### INPUT DATA
— START —
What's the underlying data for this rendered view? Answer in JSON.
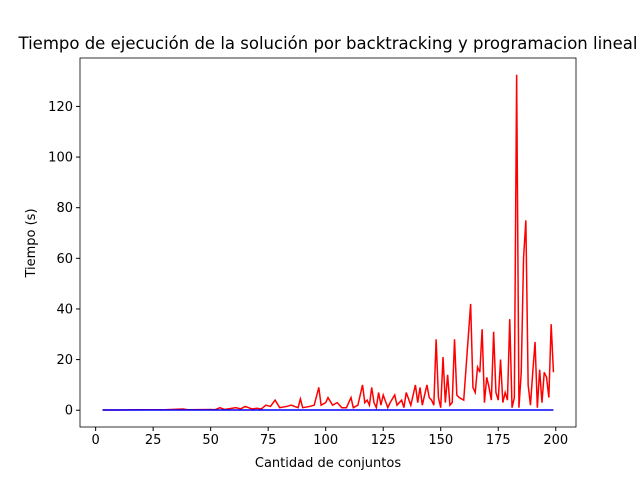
{
  "chart_data": {
    "type": "line",
    "title": "Tiempo de ejecución de la solución por backtracking y programacion lineal",
    "xlabel": "Cantidad de conjuntos",
    "ylabel": "Tiempo (s)",
    "x": [
      3,
      10,
      20,
      30,
      38,
      40,
      50,
      52,
      54,
      56,
      61,
      63,
      65,
      68,
      70,
      72,
      74,
      76,
      78,
      80,
      83,
      85,
      88,
      89,
      90,
      93,
      95,
      97,
      98,
      100,
      101,
      103,
      105,
      107,
      109,
      111,
      112,
      114,
      116,
      117,
      118,
      119,
      120,
      121,
      122,
      123,
      124,
      125,
      127,
      128,
      130,
      131,
      133,
      134,
      135,
      137,
      139,
      140,
      141,
      142,
      144,
      145,
      146,
      147,
      148,
      149,
      150,
      151,
      152,
      153,
      154,
      155,
      156,
      157,
      158,
      160,
      163,
      164,
      165,
      166,
      167,
      168,
      169,
      170,
      171,
      172,
      173,
      174,
      175,
      176,
      177,
      178,
      179,
      180,
      181,
      182,
      183,
      184,
      185,
      186,
      187,
      188,
      189,
      190,
      191,
      192,
      193,
      194,
      195,
      196,
      197,
      198,
      199
    ],
    "series": [
      {
        "color": "#ff0000",
        "values": [
          0.1,
          0.1,
          0.2,
          0.2,
          0.5,
          0.2,
          0.3,
          0.2,
          1,
          0.3,
          1,
          0.5,
          1.5,
          0.5,
          0.8,
          0.5,
          2,
          1.5,
          4,
          1,
          1.5,
          2,
          1,
          4.5,
          1,
          1.5,
          2,
          9,
          2,
          3,
          5,
          2,
          3,
          1,
          1,
          5,
          1,
          2,
          10,
          3,
          4,
          2,
          9,
          3,
          1,
          7,
          2,
          6,
          1,
          3,
          6,
          2,
          4,
          1,
          7,
          2,
          10,
          3,
          9,
          2,
          10,
          5,
          4,
          2,
          28,
          5,
          1,
          21,
          3,
          14,
          2,
          3,
          28,
          6,
          5,
          4,
          42,
          9,
          7,
          17,
          15,
          32,
          3,
          13,
          9,
          4,
          31,
          7,
          4,
          20,
          3,
          7,
          4,
          36,
          1,
          5,
          132.5,
          1,
          15,
          60,
          75,
          10,
          2,
          15,
          27,
          1,
          16,
          3,
          15,
          13,
          5,
          34,
          15
        ]
      },
      {
        "color": "#0000ff",
        "values": [
          0.1,
          0.1,
          0.1,
          0.1,
          0.1,
          0.1,
          0.1,
          0.1,
          0.1,
          0.1,
          0.1,
          0.1,
          0.1,
          0.1,
          0.1,
          0.1,
          0.1,
          0.1,
          0.1,
          0.1,
          0.1,
          0.1,
          0.1,
          0.1,
          0.1,
          0.1,
          0.1,
          0.1,
          0.1,
          0.1,
          0.1,
          0.1,
          0.1,
          0.1,
          0.1,
          0.1,
          0.1,
          0.1,
          0.1,
          0.1,
          0.1,
          0.1,
          0.1,
          0.1,
          0.1,
          0.1,
          0.1,
          0.1,
          0.1,
          0.1,
          0.1,
          0.1,
          0.1,
          0.1,
          0.1,
          0.1,
          0.1,
          0.1,
          0.1,
          0.1,
          0.1,
          0.1,
          0.1,
          0.1,
          0.1,
          0.1,
          0.1,
          0.1,
          0.1,
          0.1,
          0.1,
          0.1,
          0.1,
          0.1,
          0.1,
          0.1,
          0.1,
          0.1,
          0.1,
          0.1,
          0.1,
          0.1,
          0.1,
          0.1,
          0.1,
          0.1,
          0.1,
          0.1,
          0.1,
          0.1,
          0.1,
          0.1,
          0.1,
          0.1,
          0.1,
          0.1,
          0.1,
          0.1,
          0.1,
          0.1,
          0.1,
          0.1,
          0.1,
          0.1,
          0.1,
          0.1,
          0.1,
          0.1,
          0.1,
          0.1,
          0.1,
          0.1,
          0.1
        ]
      }
    ],
    "xlim": [
      -6.8,
      208.8
    ],
    "xticks": [
      0,
      25,
      50,
      75,
      100,
      125,
      150,
      175,
      200
    ],
    "ylim": [
      -6.625,
      139.125
    ],
    "yticks": [
      0,
      20,
      40,
      60,
      80,
      100,
      120
    ]
  }
}
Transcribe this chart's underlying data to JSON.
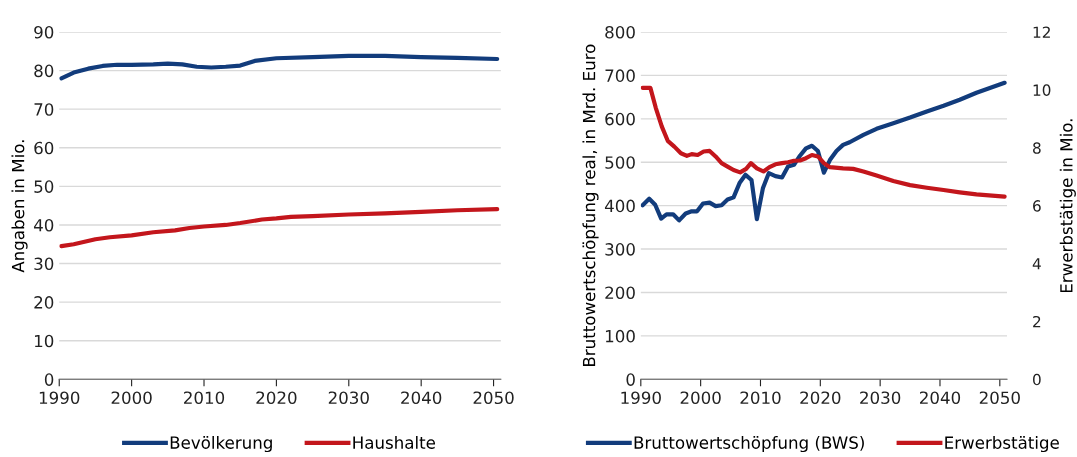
{
  "chart_data": [
    {
      "type": "line",
      "ylabel": "Angaben in Mio.",
      "xlim": [
        1990,
        2051
      ],
      "xticks": [
        1990,
        2000,
        2010,
        2020,
        2030,
        2040,
        2050
      ],
      "ylim": [
        0,
        90
      ],
      "yticks": [
        0,
        10,
        20,
        30,
        40,
        50,
        60,
        70,
        80,
        90
      ],
      "grid": "y",
      "legend": "bottom",
      "series": [
        {
          "name": "Bevölkerung",
          "color": "#123c7c",
          "x": [
            1990.3,
            1992,
            1994,
            1996,
            1998,
            2000,
            2003,
            2005,
            2007,
            2009,
            2011,
            2013,
            2015,
            2017,
            2020,
            2025,
            2030,
            2035,
            2040,
            2045,
            2050.5
          ],
          "values": [
            78,
            79.5,
            80.5,
            81.2,
            81.5,
            81.5,
            81.6,
            81.8,
            81.6,
            81.0,
            80.8,
            81.0,
            81.3,
            82.5,
            83.2,
            83.5,
            83.8,
            83.8,
            83.5,
            83.3,
            83.0
          ]
        },
        {
          "name": "Haushalte",
          "color": "#c3161c",
          "x": [
            1990.3,
            1992,
            1995,
            1997,
            2000,
            2003,
            2006,
            2008,
            2010,
            2013,
            2015,
            2018,
            2020,
            2022,
            2025,
            2030,
            2035,
            2040,
            2045,
            2050.5
          ],
          "values": [
            34.5,
            35,
            36.3,
            36.8,
            37.3,
            38.1,
            38.6,
            39.2,
            39.6,
            40.0,
            40.5,
            41.4,
            41.7,
            42.1,
            42.3,
            42.7,
            43.0,
            43.4,
            43.8,
            44.1
          ]
        }
      ]
    },
    {
      "type": "line",
      "ylabel": "Bruttowertschöpfung real, in Mrd. Euro",
      "y2label": "Erwerbstätige in Mio.",
      "xlim": [
        1990,
        2051.2
      ],
      "xticks": [
        1990,
        2000,
        2010,
        2020,
        2030,
        2040,
        2050
      ],
      "ylim": [
        0,
        800
      ],
      "yticks": [
        0,
        100,
        200,
        300,
        400,
        500,
        600,
        700,
        800
      ],
      "y2lim": [
        0,
        12
      ],
      "y2ticks": [
        0,
        2,
        4,
        6,
        8,
        10,
        12
      ],
      "grid": "y",
      "legend": "bottom",
      "series": [
        {
          "name": "Bruttowertschöpfung (BWS)",
          "color": "#123c7c",
          "x": [
            1990.3,
            1991.4,
            1992.4,
            1993.4,
            1994.3,
            1995.4,
            1996.4,
            1997.5,
            1998.5,
            1999.4,
            2000.4,
            2001.5,
            2002.5,
            2003.5,
            2004.5,
            2005.5,
            2006.5,
            2007.5,
            2008.5,
            2009.4,
            2010.4,
            2011.4,
            2012.5,
            2013.6,
            2014.6,
            2015.6,
            2016.6,
            2017.6,
            2018.6,
            2019.6,
            2020.6,
            2021.6,
            2022.7,
            2023.8,
            2024.9,
            2027.2,
            2029.4,
            2032.2,
            2035,
            2037.8,
            2040.6,
            2043.3,
            2046.1,
            2050.8
          ],
          "values": [
            401,
            416,
            402,
            370,
            380,
            380,
            366,
            382,
            387,
            387,
            405,
            407,
            399,
            401,
            414,
            419,
            452,
            471,
            459,
            369,
            440,
            475,
            468,
            465,
            490,
            494,
            515,
            532,
            538,
            526,
            476,
            505,
            526,
            540,
            546,
            563,
            577,
            590,
            603,
            617,
            630,
            644,
            660,
            683
          ]
        },
        {
          "name": "Erwerbstätige",
          "color": "#c3161c",
          "axis": "y2",
          "x": [
            1990.3,
            1991.6,
            1992.5,
            1993.5,
            1994.5,
            1995.6,
            1996.7,
            1997.7,
            1998.5,
            1999.5,
            2000.5,
            2001.5,
            2002.5,
            2003.5,
            2004.5,
            2005.5,
            2006.6,
            2007.6,
            2008.4,
            2009.4,
            2010.5,
            2011.5,
            2012.5,
            2013.6,
            2014.6,
            2015.6,
            2016.6,
            2017.6,
            2018.6,
            2019.6,
            2020.6,
            2021.6,
            2023.8,
            2025.5,
            2027.2,
            2029.4,
            2032.2,
            2035,
            2037.8,
            2040.6,
            2043.3,
            2046.1,
            2050.8
          ],
          "values": [
            10.07,
            10.07,
            9.38,
            8.74,
            8.24,
            8.04,
            7.81,
            7.72,
            7.78,
            7.75,
            7.87,
            7.89,
            7.7,
            7.47,
            7.35,
            7.23,
            7.15,
            7.27,
            7.47,
            7.29,
            7.18,
            7.33,
            7.43,
            7.47,
            7.5,
            7.55,
            7.56,
            7.64,
            7.75,
            7.7,
            7.47,
            7.33,
            7.29,
            7.27,
            7.18,
            7.04,
            6.85,
            6.71,
            6.62,
            6.54,
            6.46,
            6.39,
            6.31
          ]
        }
      ]
    }
  ]
}
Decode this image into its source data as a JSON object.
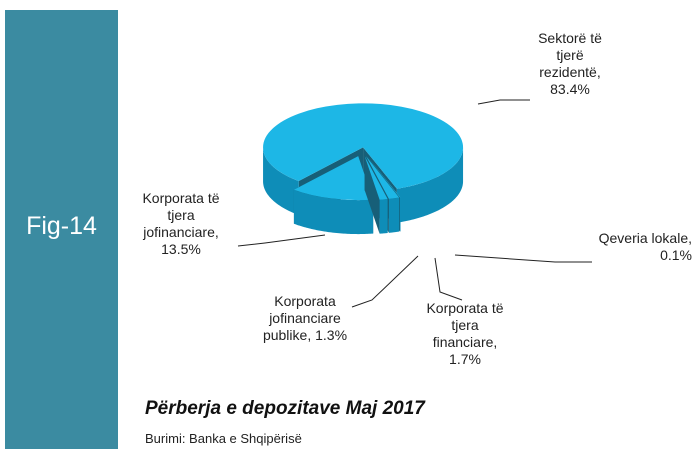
— END —
### GOAL
In the listing above, how many lines hold the word "Bruttowertschöpfung"? Give the number and nothing more.

### RESPONSE TO THIS EXERCISE
2